# Start of Supplied entries
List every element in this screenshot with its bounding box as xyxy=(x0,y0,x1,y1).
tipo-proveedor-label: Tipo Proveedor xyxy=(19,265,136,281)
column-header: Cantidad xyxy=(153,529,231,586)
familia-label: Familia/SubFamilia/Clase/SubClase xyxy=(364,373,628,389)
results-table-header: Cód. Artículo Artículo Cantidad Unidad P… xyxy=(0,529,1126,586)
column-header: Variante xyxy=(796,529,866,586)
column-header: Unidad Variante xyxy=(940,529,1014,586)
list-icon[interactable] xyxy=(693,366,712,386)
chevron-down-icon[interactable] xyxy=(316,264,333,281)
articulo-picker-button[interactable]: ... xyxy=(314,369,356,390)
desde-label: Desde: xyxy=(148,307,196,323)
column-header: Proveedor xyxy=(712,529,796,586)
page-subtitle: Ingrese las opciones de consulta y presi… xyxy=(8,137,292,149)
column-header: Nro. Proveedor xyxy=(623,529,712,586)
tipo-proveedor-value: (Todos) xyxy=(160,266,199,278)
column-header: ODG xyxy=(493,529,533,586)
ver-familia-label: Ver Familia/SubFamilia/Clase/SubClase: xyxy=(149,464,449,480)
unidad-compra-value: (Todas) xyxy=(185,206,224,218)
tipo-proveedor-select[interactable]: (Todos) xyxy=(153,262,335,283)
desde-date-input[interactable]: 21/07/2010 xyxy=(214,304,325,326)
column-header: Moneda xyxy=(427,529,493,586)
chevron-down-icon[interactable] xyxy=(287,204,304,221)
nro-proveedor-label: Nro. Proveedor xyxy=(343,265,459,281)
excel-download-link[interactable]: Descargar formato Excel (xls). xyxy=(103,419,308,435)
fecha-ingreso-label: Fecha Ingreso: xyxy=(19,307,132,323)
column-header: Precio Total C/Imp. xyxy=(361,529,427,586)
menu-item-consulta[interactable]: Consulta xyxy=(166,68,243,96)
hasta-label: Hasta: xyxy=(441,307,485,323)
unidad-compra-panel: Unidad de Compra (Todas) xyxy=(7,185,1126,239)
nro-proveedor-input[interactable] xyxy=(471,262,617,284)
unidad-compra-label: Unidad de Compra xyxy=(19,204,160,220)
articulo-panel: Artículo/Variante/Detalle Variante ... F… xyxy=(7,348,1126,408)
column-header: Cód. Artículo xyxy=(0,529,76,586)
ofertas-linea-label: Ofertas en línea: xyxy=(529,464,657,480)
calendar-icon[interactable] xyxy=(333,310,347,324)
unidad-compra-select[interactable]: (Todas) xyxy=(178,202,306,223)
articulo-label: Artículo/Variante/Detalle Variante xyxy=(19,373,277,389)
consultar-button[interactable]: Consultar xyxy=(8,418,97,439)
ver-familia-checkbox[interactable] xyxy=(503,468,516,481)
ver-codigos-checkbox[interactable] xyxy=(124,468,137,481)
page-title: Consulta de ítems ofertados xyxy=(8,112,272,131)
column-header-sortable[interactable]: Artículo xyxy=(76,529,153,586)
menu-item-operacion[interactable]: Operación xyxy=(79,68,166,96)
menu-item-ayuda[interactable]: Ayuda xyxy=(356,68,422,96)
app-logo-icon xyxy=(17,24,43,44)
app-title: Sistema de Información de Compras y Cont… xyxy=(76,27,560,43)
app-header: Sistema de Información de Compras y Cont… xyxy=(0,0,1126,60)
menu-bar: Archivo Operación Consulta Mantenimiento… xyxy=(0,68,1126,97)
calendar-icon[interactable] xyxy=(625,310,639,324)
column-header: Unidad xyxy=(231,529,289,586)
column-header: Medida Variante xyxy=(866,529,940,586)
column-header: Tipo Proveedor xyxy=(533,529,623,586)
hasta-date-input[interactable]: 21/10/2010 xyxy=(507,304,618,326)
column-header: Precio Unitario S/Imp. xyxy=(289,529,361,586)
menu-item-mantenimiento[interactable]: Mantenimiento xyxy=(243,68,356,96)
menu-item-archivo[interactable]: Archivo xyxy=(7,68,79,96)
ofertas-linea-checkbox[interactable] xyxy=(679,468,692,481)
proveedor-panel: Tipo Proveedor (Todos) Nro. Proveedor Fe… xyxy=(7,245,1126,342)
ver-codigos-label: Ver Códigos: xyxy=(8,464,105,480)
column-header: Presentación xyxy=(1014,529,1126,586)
# End of Supplied entries
#### Stated exercise
Retype the data from its first line through the line that contains "column-header: Proveedor xyxy=(712,529,796,586)", including both of those lines.

#### Answer to this exercise
List every element in this screenshot with its bounding box as xyxy=(x0,y0,x1,y1).
tipo-proveedor-label: Tipo Proveedor xyxy=(19,265,136,281)
column-header: Cantidad xyxy=(153,529,231,586)
familia-label: Familia/SubFamilia/Clase/SubClase xyxy=(364,373,628,389)
results-table-header: Cód. Artículo Artículo Cantidad Unidad P… xyxy=(0,529,1126,586)
column-header: Variante xyxy=(796,529,866,586)
column-header: Unidad Variante xyxy=(940,529,1014,586)
list-icon[interactable] xyxy=(693,366,712,386)
chevron-down-icon[interactable] xyxy=(316,264,333,281)
articulo-picker-button[interactable]: ... xyxy=(314,369,356,390)
desde-label: Desde: xyxy=(148,307,196,323)
column-header: Proveedor xyxy=(712,529,796,586)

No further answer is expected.